• PROMPT
Using the entries that follow, collect the lines where the word "Sáng" appears.

• RECORDS FOR THE EXERCISE
--- BEGIN ---

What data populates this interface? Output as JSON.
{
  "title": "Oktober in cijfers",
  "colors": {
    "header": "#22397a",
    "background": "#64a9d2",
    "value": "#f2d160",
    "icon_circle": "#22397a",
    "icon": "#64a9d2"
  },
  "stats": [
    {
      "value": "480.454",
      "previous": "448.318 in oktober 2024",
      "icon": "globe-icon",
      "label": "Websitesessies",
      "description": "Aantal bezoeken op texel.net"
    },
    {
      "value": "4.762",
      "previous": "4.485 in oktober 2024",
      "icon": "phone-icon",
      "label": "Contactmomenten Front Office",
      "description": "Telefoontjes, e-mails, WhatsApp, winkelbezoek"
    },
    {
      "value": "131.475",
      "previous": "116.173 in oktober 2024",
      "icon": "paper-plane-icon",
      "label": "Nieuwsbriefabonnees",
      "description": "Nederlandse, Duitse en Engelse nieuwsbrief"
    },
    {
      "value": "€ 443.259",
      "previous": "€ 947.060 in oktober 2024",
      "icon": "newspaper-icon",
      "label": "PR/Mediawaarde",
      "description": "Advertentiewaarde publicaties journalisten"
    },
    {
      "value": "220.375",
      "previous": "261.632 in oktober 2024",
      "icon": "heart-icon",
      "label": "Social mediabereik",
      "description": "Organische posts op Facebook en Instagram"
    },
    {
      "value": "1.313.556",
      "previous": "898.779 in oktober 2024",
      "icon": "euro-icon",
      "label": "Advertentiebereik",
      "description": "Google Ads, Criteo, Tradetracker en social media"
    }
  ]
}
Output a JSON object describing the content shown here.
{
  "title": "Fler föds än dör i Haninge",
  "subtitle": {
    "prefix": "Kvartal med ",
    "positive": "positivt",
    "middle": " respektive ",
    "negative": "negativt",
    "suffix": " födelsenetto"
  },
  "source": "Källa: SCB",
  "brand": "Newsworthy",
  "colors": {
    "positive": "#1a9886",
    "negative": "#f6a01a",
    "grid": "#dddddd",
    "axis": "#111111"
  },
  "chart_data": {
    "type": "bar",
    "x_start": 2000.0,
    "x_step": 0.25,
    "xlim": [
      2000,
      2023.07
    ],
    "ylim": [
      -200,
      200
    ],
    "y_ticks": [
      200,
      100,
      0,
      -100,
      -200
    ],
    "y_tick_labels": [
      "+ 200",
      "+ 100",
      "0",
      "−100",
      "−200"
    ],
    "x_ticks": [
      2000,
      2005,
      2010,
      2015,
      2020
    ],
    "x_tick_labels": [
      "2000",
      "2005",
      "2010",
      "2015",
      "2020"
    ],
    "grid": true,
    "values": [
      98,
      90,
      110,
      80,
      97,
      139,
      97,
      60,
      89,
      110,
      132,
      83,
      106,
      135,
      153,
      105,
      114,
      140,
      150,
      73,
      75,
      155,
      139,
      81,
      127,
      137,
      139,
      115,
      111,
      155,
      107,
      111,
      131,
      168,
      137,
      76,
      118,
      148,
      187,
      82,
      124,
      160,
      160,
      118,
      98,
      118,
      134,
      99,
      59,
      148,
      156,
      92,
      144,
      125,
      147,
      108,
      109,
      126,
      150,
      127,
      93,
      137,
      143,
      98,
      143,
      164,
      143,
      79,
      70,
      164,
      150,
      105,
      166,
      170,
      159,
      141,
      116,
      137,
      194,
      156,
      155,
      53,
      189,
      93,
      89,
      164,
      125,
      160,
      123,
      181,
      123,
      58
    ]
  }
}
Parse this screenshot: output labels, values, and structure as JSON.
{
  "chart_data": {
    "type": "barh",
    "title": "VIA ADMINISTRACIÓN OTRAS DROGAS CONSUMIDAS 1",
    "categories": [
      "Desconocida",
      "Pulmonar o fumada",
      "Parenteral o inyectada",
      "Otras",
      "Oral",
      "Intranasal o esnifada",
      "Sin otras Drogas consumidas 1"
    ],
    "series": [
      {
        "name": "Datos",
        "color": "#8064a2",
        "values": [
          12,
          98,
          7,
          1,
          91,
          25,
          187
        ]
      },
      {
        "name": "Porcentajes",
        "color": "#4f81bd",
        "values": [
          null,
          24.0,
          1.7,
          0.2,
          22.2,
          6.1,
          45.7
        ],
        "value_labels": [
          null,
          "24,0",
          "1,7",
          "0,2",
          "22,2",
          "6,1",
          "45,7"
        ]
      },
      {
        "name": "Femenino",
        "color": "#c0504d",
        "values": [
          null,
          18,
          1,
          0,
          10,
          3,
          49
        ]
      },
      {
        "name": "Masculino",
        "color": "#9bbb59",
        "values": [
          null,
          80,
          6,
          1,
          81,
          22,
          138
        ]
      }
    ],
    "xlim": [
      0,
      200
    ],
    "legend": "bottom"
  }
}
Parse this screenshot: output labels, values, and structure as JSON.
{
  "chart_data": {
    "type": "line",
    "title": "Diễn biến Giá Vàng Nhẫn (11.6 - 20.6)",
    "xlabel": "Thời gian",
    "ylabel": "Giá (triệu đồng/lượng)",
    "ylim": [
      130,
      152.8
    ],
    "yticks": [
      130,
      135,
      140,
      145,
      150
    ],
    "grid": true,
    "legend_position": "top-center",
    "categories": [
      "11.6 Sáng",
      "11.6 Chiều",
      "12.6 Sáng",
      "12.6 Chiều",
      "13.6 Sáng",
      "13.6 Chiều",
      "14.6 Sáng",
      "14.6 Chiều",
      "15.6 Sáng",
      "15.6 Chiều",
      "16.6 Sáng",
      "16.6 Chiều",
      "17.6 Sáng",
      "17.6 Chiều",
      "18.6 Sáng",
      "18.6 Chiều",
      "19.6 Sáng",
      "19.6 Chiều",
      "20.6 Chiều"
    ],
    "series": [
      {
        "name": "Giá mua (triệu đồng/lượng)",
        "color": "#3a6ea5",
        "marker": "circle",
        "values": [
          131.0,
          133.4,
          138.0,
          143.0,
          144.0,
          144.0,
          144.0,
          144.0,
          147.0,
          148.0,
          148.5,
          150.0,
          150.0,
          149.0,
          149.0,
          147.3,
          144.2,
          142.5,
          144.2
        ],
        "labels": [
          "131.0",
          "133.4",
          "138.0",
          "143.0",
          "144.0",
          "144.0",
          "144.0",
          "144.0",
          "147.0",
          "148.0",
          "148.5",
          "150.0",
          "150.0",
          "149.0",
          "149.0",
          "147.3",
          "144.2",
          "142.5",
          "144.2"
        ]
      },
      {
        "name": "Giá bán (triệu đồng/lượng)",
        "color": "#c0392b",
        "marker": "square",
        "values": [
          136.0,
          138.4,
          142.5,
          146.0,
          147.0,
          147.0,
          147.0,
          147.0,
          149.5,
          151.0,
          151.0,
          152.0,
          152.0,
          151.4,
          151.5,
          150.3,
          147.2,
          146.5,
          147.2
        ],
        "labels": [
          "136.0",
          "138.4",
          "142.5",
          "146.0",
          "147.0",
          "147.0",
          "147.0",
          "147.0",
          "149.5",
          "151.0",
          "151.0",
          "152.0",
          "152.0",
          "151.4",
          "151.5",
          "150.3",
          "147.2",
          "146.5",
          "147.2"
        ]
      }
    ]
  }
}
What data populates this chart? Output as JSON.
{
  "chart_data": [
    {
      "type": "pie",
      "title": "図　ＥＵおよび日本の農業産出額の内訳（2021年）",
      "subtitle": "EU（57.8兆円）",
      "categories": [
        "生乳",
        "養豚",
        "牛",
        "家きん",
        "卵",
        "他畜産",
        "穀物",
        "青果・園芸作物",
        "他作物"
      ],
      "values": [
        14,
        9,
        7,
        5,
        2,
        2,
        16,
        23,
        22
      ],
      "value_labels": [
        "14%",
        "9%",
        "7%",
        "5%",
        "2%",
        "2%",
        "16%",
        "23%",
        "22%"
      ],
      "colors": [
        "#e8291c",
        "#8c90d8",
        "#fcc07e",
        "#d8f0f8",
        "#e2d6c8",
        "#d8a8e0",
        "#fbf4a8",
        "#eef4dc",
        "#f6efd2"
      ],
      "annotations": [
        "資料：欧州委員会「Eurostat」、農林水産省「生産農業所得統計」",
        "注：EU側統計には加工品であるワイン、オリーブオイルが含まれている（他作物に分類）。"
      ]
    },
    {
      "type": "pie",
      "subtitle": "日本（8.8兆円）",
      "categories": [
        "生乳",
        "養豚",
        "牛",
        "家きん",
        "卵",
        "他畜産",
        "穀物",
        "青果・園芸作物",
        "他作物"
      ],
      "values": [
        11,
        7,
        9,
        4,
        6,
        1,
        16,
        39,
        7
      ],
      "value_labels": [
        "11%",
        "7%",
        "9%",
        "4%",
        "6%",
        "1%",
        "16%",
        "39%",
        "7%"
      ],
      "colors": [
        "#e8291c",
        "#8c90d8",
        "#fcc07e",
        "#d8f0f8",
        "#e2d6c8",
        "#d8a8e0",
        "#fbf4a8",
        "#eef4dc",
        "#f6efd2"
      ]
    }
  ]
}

--- END ---

• RESULT
      "11.6 Sáng",
      "12.6 Sáng",
      "13.6 Sáng",
      "14.6 Sáng",
      "15.6 Sáng",
      "16.6 Sáng",
      "17.6 Sáng",
      "18.6 Sáng",
      "19.6 Sáng",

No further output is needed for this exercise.